Directions for this task
Each line that follows should be printed again exactly as it stands.

[Data items]

** START **

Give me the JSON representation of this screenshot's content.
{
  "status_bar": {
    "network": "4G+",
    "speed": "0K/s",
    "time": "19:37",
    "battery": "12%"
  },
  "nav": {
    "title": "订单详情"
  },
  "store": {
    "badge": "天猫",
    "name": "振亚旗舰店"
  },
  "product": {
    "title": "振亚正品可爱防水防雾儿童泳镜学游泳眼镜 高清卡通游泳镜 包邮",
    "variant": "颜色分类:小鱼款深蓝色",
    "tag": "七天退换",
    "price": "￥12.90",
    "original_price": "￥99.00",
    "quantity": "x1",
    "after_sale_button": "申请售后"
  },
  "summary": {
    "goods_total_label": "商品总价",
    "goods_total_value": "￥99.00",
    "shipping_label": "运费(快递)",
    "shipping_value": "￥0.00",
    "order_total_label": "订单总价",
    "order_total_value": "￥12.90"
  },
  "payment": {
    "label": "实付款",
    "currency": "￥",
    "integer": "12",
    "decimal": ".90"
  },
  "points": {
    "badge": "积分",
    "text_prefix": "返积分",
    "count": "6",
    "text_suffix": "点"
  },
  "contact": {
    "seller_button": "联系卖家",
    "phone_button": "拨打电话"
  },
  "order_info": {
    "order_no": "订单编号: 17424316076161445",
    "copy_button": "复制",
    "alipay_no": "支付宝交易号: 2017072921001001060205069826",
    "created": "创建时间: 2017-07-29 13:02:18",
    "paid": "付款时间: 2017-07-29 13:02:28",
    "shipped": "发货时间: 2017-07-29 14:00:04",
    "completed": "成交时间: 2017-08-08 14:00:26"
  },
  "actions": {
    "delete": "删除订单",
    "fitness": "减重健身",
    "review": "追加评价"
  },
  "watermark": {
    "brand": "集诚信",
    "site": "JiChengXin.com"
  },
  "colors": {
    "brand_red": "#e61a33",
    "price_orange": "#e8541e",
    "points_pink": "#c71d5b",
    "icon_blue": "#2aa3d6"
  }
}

** END **

Output below
Give me the JSON representation of this screenshot's content.
{
  "status_bar": {
    "network": "4G+",
    "speed": "0K/s",
    "time": "19:37",
    "battery": "12%"
  },
  "nav": {
    "title": "订单详情"
  },
  "store": {
    "badge": "天猫",
    "name": "振亚旗舰店"
  },
  "product": {
    "title": "振亚正品可爱防水防雾儿童泳镜学游泳眼镜 高清卡通游泳镜 包邮",
    "variant": "颜色分类:小鱼款深蓝色",
    "tag": "七天退换",
    "price": "￥12.90",
    "original_price": "￥99.00",
    "quantity": "x1",
    "after_sale_button": "申请售后"
  },
  "summary": {
    "goods_total_label": "商品总价",
    "goods_total_value": "￥99.00",
    "shipping_label": "运费(快递)",
    "shipping_value": "￥0.00",
    "order_total_label": "订单总价",
    "order_total_value": "￥12.90"
  },
  "payment": {
    "label": "实付款",
    "currency": "￥",
    "integer": "12",
    "decimal": ".90"
  },
  "points": {
    "badge": "积分",
    "text_prefix": "返积分",
    "count": "6",
    "text_suffix": "点"
  },
  "contact": {
    "seller_button": "联系卖家",
    "phone_button": "拨打电话"
  },
  "order_info": {
    "order_no": "订单编号: 17424316076161445",
    "copy_button": "复制",
    "alipay_no": "支付宝交易号: 2017072921001001060205069826",
    "created": "创建时间: 2017-07-29 13:02:18",
    "paid": "付款时间: 2017-07-29 13:02:28",
    "shipped": "发货时间: 2017-07-29 14:00:04",
    "completed": "成交时间: 2017-08-08 14:00:26"
  },
  "actions": {
    "delete": "删除订单",
    "fitness": "减重健身",
    "review": "追加评价"
  },
  "watermark": {
    "brand": "集诚信",
    "site": "JiChengXin.com"
  },
  "colors": {
    "brand_red": "#e61a33",
    "price_orange": "#e8541e",
    "points_pink": "#c71d5b",
    "icon_blue": "#2aa3d6"
  }
}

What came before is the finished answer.